**AVAILABLE RECORDS**

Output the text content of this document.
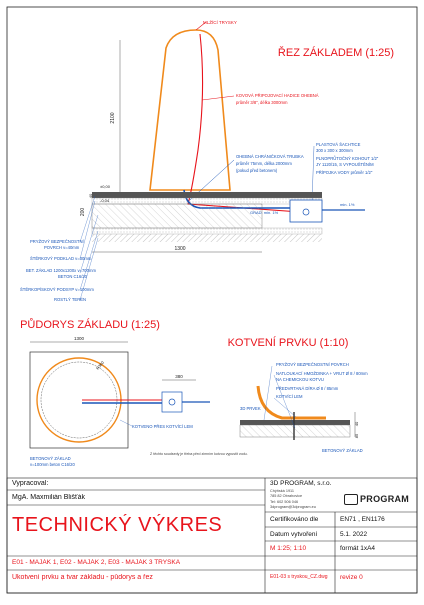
ŘEZ ZÁKLADEM (1:25)
MLŽÍCÍ TRYSKY
KOVOVÁ PŘIPOJOVACÍ HADICE OHEBNÁ
průměr 3/8", délka 3000mm
OHEBNÁ CHRÁNIČKOVÁ TRUBKA
průměr 75mm, délka 2000mm
(pokud před betonem)
PLASTOVÁ ŠACHTICE
300 x 300 x 300mm
PLNOPRŮTOČNÝ KOHOUT 1/2"
JY 1120/15, S VYPOUŠTĚNÍM
PŘÍPOJKA VODY průměr 1/2"
min. 1%
GRAD. min. 1%
2100
1300
200
40
±0,00
-0,04
PRYŽOVÝ BEZPEČNOSTNÍ
POVRCH v=40mm
ŠTĚRKOVÝ PODKLAD v=30mm
BET. ZÁKLAD 1200x1200x v=700mm
BETON C16/20
ŠTĚRKOPÍSKOVÝ PODSYP v=100mm
ROSTLÝ TERÉN
PŮDORYS ZÁKLADU (1:25)
1300
R360
380
KOTVENO PŘES KOTVÍCÍ LEM
BETONOVÝ ZÁKLAD
v=100mm beton C16/20
KOTVENÍ PRVKU (1:10)
PRYŽOVÝ BEZPEČNOSTNÍ POVRCH
NATLOUKACÍ HMOŽDINKA + VRUT Ø 8 / 80mm
NA CHEMICKOU KOTVU
PŘEDVRTANÁ DÍRA Ø 8 / 85mm
KOTVÍCÍ LEM
3D PRVEK
40
85
BETONOVÝ ZÁKLAD
Z těchto soudsedy je třeba před zimním kotvou vypustit vodu.
Vypracoval:
MgA. Maxmilián Blišťák
3D PROGRAM, s.r.o.
Chýňská 1911
785 82 Obrahovice
Tel: 602 506 046
3dprogram@3dprogram.eu
PROGRAM
Certifikováno dle	EN71 , EN1176
Datum vytvoření	5.1. 2022
M 1:25; 1:10	formát 1xA4
TECHNICKÝ VÝKRES
E01 - MAJÁK 1, E02 - MAJÁK 2, E03 - MAJÁK 3 TRYSKA
Ukotvení prvku a tvar základu - půdorys a řez	E01-03 s tryskou_CZ.dwg revize 0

**GIVEN REQUEST**
Without the pictures, extract every entry verbatim.

**OUTPUT FOR THIS TASK**
Output the text content of this document.
ŘEZ ZÁKLADEM (1:25)
MLŽÍCÍ TRYSKY
KOVOVÁ PŘIPOJOVACÍ HADICE OHEBNÁ
průměr 3/8", délka 3000mm
OHEBNÁ CHRÁNIČKOVÁ TRUBKA
průměr 75mm, délka 2000mm
(pokud před betonem)
PLASTOVÁ ŠACHTICE
300 x 300 x 300mm
PLNOPRŮTOČNÝ KOHOUT 1/2"
JY 1120/15, S VYPOUŠTĚNÍM
PŘÍPOJKA VODY průměr 1/2"
min. 1%
GRAD. min. 1%
2100
1300
200
40
±0,00
-0,04
PRYŽOVÝ BEZPEČNOSTNÍ
POVRCH v=40mm
ŠTĚRKOVÝ PODKLAD v=30mm
BET. ZÁKLAD 1200x1200x v=700mm
BETON C16/20
ŠTĚRKOPÍSKOVÝ PODSYP v=100mm
ROSTLÝ TERÉN
PŮDORYS ZÁKLADU (1:25)
1300
R360
380
KOTVENO PŘES KOTVÍCÍ LEM
BETONOVÝ ZÁKLAD
v=100mm beton C16/20
KOTVENÍ PRVKU (1:10)
PRYŽOVÝ BEZPEČNOSTNÍ POVRCH
NATLOUKACÍ HMOŽDINKA + VRUT Ø 8 / 80mm
NA CHEMICKOU KOTVU
PŘEDVRTANÁ DÍRA Ø 8 / 85mm
KOTVÍCÍ LEM
3D PRVEK
40
85
BETONOVÝ ZÁKLAD
Z těchto soudsedy je třeba před zimním kotvou vypustit vodu.
Vypracoval:
MgA. Maxmilián Blišťák
3D PROGRAM, s.r.o.
Chýňská 1911
785 82 Obrahovice
Tel: 602 506 046
3dprogram@3dprogram.eu
PROGRAM
Certifikováno dle	EN71 , EN1176
Datum vytvoření	5.1. 2022
M 1:25; 1:10	formát 1xA4
TECHNICKÝ VÝKRES
E01 - MAJÁK 1, E02 - MAJÁK 2, E03 - MAJÁK 3 TRYSKA
Ukotvení prvku a tvar základu - půdorys a řez	E01-03 s tryskou_CZ.dwg revize 0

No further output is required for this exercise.